** TO DO **
Give back all of the records underneath exactly, with no omissions.

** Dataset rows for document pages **
____

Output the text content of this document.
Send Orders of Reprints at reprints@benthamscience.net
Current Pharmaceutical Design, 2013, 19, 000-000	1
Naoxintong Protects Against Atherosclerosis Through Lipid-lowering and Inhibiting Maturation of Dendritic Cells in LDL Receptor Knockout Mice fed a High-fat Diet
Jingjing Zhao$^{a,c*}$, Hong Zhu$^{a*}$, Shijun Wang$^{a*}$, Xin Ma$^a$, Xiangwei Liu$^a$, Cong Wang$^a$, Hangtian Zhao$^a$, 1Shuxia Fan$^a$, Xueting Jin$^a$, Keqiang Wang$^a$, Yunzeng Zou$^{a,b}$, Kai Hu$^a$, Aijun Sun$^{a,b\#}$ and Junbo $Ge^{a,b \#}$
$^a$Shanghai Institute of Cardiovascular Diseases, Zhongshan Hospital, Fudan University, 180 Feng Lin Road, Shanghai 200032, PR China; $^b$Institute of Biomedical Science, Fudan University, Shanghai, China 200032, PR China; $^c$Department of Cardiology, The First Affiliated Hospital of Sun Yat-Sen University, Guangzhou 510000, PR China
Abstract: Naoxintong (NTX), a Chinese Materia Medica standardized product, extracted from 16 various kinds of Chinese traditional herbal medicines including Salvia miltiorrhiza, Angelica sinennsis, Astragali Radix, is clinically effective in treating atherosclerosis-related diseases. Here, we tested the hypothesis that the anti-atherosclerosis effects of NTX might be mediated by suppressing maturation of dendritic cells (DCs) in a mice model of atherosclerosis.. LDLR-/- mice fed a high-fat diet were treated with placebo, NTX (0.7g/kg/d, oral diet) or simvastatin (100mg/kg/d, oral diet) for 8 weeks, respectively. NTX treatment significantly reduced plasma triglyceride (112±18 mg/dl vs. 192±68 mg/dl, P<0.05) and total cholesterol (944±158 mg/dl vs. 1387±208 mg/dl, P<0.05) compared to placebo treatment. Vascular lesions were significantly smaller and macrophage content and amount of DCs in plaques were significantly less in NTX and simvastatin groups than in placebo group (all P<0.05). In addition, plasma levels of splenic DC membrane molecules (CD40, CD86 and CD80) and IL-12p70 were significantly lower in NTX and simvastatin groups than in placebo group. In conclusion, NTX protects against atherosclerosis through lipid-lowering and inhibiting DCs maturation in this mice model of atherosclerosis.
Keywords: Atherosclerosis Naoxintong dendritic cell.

____

** TASK RESPONSE **
Output the text content of this document.
Send Orders of Reprints at reprints@benthamscience.net
Current Pharmaceutical Design, 2013, 19, 000-000	1
Naoxintong Protects Against Atherosclerosis Through Lipid-lowering and Inhibiting Maturation of Dendritic Cells in LDL Receptor Knockout Mice fed a High-fat Diet
Jingjing Zhao$^{a,c*}$, Hong Zhu$^{a*}$, Shijun Wang$^{a*}$, Xin Ma$^a$, Xiangwei Liu$^a$, Cong Wang$^a$, Hangtian Zhao$^a$, 1Shuxia Fan$^a$, Xueting Jin$^a$, Keqiang Wang$^a$, Yunzeng Zou$^{a,b}$, Kai Hu$^a$, Aijun Sun$^{a,b\#}$ and Junbo $Ge^{a,b \#}$
$^a$Shanghai Institute of Cardiovascular Diseases, Zhongshan Hospital, Fudan University, 180 Feng Lin Road, Shanghai 200032, PR China; $^b$Institute of Biomedical Science, Fudan University, Shanghai, China 200032, PR China; $^c$Department of Cardiology, The First Affiliated Hospital of Sun Yat-Sen University, Guangzhou 510000, PR China
Abstract: Naoxintong (NTX), a Chinese Materia Medica standardized product, extracted from 16 various kinds of Chinese traditional herbal medicines including Salvia miltiorrhiza, Angelica sinennsis, Astragali Radix, is clinically effective in treating atherosclerosis-related diseases. Here, we tested the hypothesis that the anti-atherosclerosis effects of NTX might be mediated by suppressing maturation of dendritic cells (DCs) in a mice model of atherosclerosis.. LDLR-/- mice fed a high-fat diet were treated with placebo, NTX (0.7g/kg/d, oral diet) or simvastatin (100mg/kg/d, oral diet) for 8 weeks, respectively. NTX treatment significantly reduced plasma triglyceride (112±18 mg/dl vs. 192±68 mg/dl, P<0.05) and total cholesterol (944±158 mg/dl vs. 1387±208 mg/dl, P<0.05) compared to placebo treatment. Vascular lesions were significantly smaller and macrophage content and amount of DCs in plaques were significantly less in NTX and simvastatin groups than in placebo group (all P<0.05). In addition, plasma levels of splenic DC membrane molecules (CD40, CD86 and CD80) and IL-12p70 were significantly lower in NTX and simvastatin groups than in placebo group. In conclusion, NTX protects against atherosclerosis through lipid-lowering and inhibiting DCs maturation in this mice model of atherosclerosis.
Keywords: Atherosclerosis Naoxintong dendritic cell.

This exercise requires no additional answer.